(Data records)
◆ ◆ ◆

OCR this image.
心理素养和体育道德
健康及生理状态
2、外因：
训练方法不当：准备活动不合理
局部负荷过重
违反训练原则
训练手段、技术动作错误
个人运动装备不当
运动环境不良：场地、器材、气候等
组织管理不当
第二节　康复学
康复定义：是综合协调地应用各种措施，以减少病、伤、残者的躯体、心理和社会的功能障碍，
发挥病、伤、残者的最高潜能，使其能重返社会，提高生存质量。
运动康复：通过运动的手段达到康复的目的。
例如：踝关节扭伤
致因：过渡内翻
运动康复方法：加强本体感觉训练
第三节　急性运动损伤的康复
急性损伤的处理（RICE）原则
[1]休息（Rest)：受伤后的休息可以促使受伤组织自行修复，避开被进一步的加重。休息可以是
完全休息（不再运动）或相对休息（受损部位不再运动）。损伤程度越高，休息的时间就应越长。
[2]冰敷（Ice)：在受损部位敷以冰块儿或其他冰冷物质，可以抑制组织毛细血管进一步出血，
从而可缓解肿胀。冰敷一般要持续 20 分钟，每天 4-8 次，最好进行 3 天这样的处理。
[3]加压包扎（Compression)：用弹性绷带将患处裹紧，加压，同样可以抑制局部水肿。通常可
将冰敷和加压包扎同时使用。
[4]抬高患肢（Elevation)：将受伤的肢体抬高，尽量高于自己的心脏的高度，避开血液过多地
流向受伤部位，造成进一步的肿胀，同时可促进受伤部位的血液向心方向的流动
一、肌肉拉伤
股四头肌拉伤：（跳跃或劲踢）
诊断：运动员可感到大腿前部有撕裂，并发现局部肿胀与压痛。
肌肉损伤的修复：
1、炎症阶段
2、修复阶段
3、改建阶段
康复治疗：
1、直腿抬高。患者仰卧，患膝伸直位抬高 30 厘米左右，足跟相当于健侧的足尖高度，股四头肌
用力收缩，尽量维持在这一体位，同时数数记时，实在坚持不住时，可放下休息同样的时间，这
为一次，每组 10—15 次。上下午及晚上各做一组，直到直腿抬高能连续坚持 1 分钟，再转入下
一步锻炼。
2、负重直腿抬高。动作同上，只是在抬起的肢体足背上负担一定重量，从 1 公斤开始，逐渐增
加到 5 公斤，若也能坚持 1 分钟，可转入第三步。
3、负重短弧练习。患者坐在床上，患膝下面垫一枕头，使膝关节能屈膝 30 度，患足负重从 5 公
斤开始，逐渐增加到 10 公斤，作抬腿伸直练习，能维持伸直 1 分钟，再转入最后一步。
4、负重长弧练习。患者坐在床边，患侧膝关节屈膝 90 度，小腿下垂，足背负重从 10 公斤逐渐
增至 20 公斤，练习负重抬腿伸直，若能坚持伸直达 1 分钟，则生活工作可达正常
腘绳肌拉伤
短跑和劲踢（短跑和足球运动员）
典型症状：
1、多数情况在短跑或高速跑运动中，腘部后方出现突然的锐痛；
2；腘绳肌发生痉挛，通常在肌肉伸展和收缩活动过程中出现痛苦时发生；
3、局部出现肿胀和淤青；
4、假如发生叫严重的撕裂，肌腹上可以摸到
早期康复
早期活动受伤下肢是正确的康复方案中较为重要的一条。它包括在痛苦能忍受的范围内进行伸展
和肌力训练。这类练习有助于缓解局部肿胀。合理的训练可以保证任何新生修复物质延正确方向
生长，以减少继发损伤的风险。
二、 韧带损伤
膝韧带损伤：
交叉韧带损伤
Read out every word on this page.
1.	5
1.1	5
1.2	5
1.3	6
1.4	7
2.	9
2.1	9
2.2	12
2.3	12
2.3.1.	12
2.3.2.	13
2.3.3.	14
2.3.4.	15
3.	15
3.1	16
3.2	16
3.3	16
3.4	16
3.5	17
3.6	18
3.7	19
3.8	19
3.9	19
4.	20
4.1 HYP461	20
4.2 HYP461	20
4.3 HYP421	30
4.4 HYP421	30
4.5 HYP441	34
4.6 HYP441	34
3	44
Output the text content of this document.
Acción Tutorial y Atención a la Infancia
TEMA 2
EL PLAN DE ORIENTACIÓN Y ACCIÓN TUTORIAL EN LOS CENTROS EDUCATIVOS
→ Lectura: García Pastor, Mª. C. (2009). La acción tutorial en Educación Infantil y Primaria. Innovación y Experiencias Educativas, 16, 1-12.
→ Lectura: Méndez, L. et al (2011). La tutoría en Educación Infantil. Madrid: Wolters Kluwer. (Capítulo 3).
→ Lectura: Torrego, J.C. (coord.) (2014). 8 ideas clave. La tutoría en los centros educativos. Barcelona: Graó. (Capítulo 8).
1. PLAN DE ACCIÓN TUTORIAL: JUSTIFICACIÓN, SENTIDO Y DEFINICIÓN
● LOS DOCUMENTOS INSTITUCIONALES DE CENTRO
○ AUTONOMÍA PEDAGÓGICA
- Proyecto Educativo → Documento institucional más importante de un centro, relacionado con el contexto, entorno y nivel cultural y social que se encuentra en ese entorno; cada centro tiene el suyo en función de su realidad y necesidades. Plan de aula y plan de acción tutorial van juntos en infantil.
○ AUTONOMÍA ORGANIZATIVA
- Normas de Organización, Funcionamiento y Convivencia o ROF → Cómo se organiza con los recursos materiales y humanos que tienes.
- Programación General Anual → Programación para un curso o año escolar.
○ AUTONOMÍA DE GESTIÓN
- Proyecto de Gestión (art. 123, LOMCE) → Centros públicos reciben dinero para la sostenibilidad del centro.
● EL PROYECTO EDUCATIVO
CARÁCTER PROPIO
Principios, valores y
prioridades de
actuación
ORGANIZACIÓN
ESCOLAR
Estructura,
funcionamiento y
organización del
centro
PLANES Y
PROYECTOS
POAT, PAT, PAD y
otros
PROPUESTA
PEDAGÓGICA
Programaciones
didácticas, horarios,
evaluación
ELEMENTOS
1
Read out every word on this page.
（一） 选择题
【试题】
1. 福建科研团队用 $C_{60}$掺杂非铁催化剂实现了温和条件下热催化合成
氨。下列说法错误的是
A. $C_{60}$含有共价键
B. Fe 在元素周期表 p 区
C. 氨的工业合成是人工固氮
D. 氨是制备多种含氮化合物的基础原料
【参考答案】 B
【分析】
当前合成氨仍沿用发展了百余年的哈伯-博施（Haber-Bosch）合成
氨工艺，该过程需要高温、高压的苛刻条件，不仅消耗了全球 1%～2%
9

◆ ◆ ◆

__GIVEN EXERCISE__: Each record above must be given again exactly.

__TASK OUTPUT__:
OCR this image.
心理素养和体育道德
健康及生理状态
2、外因：
训练方法不当：准备活动不合理
局部负荷过重
违反训练原则
训练手段、技术动作错误
个人运动装备不当
运动环境不良：场地、器材、气候等
组织管理不当
第二节　康复学
康复定义：是综合协调地应用各种措施，以减少病、伤、残者的躯体、心理和社会的功能障碍，
发挥病、伤、残者的最高潜能，使其能重返社会，提高生存质量。
运动康复：通过运动的手段达到康复的目的。
例如：踝关节扭伤
致因：过渡内翻
运动康复方法：加强本体感觉训练
第三节　急性运动损伤的康复
急性损伤的处理（RICE）原则
[1]休息（Rest)：受伤后的休息可以促使受伤组织自行修复，避开被进一步的加重。休息可以是
完全休息（不再运动）或相对休息（受损部位不再运动）。损伤程度越高，休息的时间就应越长。
[2]冰敷（Ice)：在受损部位敷以冰块儿或其他冰冷物质，可以抑制组织毛细血管进一步出血，
从而可缓解肿胀。冰敷一般要持续 20 分钟，每天 4-8 次，最好进行 3 天这样的处理。
[3]加压包扎（Compression)：用弹性绷带将患处裹紧，加压，同样可以抑制局部水肿。通常可
将冰敷和加压包扎同时使用。
[4]抬高患肢（Elevation)：将受伤的肢体抬高，尽量高于自己的心脏的高度，避开血液过多地
流向受伤部位，造成进一步的肿胀，同时可促进受伤部位的血液向心方向的流动
一、肌肉拉伤
股四头肌拉伤：（跳跃或劲踢）
诊断：运动员可感到大腿前部有撕裂，并发现局部肿胀与压痛。
肌肉损伤的修复：
1、炎症阶段
2、修复阶段
3、改建阶段
康复治疗：
1、直腿抬高。患者仰卧，患膝伸直位抬高 30 厘米左右，足跟相当于健侧的足尖高度，股四头肌
用力收缩，尽量维持在这一体位，同时数数记时，实在坚持不住时，可放下休息同样的时间，这
为一次，每组 10—15 次。上下午及晚上各做一组，直到直腿抬高能连续坚持 1 分钟，再转入下
一步锻炼。
2、负重直腿抬高。动作同上，只是在抬起的肢体足背上负担一定重量，从 1 公斤开始，逐渐增
加到 5 公斤，若也能坚持 1 分钟，可转入第三步。
3、负重短弧练习。患者坐在床上，患膝下面垫一枕头，使膝关节能屈膝 30 度，患足负重从 5 公
斤开始，逐渐增加到 10 公斤，作抬腿伸直练习，能维持伸直 1 分钟，再转入最后一步。
4、负重长弧练习。患者坐在床边，患侧膝关节屈膝 90 度，小腿下垂，足背负重从 10 公斤逐渐
增至 20 公斤，练习负重抬腿伸直，若能坚持伸直达 1 分钟，则生活工作可达正常
腘绳肌拉伤
短跑和劲踢（短跑和足球运动员）
典型症状：
1、多数情况在短跑或高速跑运动中，腘部后方出现突然的锐痛；
2；腘绳肌发生痉挛，通常在肌肉伸展和收缩活动过程中出现痛苦时发生；
3、局部出现肿胀和淤青；
4、假如发生叫严重的撕裂，肌腹上可以摸到
早期康复
早期活动受伤下肢是正确的康复方案中较为重要的一条。它包括在痛苦能忍受的范围内进行伸展
和肌力训练。这类练习有助于缓解局部肿胀。合理的训练可以保证任何新生修复物质延正确方向
生长，以减少继发损伤的风险。
二、 韧带损伤
膝韧带损伤：
交叉韧带损伤
Read out every word on this page.
1.	5
1.1	5
1.2	5
1.3	6
1.4	7
2.	9
2.1	9
2.2	12
2.3	12
2.3.1.	12
2.3.2.	13
2.3.3.	14
2.3.4.	15
3.	15
3.1	16
3.2	16
3.3	16
3.4	16
3.5	17
3.6	18
3.7	19
3.8	19
3.9	19
4.	20
4.1 HYP461	20
4.2 HYP461	20
4.3 HYP421	30
4.4 HYP421	30
4.5 HYP441	34
4.6 HYP441	34
3	44
Output the text content of this document.
Acción Tutorial y Atención a la Infancia
TEMA 2
EL PLAN DE ORIENTACIÓN Y ACCIÓN TUTORIAL EN LOS CENTROS EDUCATIVOS
→ Lectura: García Pastor, Mª. C. (2009). La acción tutorial en Educación Infantil y Primaria. Innovación y Experiencias Educativas, 16, 1-12.
→ Lectura: Méndez, L. et al (2011). La tutoría en Educación Infantil. Madrid: Wolters Kluwer. (Capítulo 3).
→ Lectura: Torrego, J.C. (coord.) (2014). 8 ideas clave. La tutoría en los centros educativos. Barcelona: Graó. (Capítulo 8).
1. PLAN DE ACCIÓN TUTORIAL: JUSTIFICACIÓN, SENTIDO Y DEFINICIÓN
● LOS DOCUMENTOS INSTITUCIONALES DE CENTRO
○ AUTONOMÍA PEDAGÓGICA
- Proyecto Educativo → Documento institucional más importante de un centro, relacionado con el contexto, entorno y nivel cultural y social que se encuentra en ese entorno; cada centro tiene el suyo en función de su realidad y necesidades. Plan de aula y plan de acción tutorial van juntos en infantil.
○ AUTONOMÍA ORGANIZATIVA
- Normas de Organización, Funcionamiento y Convivencia o ROF → Cómo se organiza con los recursos materiales y humanos que tienes.
- Programación General Anual → Programación para un curso o año escolar.
○ AUTONOMÍA DE GESTIÓN
- Proyecto de Gestión (art. 123, LOMCE) → Centros públicos reciben dinero para la sostenibilidad del centro.
● EL PROYECTO EDUCATIVO
CARÁCTER PROPIO
Principios, valores y
prioridades de
actuación
ORGANIZACIÓN
ESCOLAR
Estructura,
funcionamiento y
organización del
centro
PLANES Y
PROYECTOS
POAT, PAT, PAD y
otros
PROPUESTA
PEDAGÓGICA
Programaciones
didácticas, horarios,
evaluación
ELEMENTOS
1
Read out every word on this page.
（一） 选择题
【试题】
1. 福建科研团队用 $C_{60}$掺杂非铁催化剂实现了温和条件下热催化合成
氨。下列说法错误的是
A. $C_{60}$含有共价键
B. Fe 在元素周期表 p 区
C. 氨的工业合成是人工固氮
D. 氨是制备多种含氮化合物的基础原料
【参考答案】 B
【分析】
当前合成氨仍沿用发展了百余年的哈伯-博施（Haber-Bosch）合成
氨工艺，该过程需要高温、高压的苛刻条件，不仅消耗了全球 1%～2%
9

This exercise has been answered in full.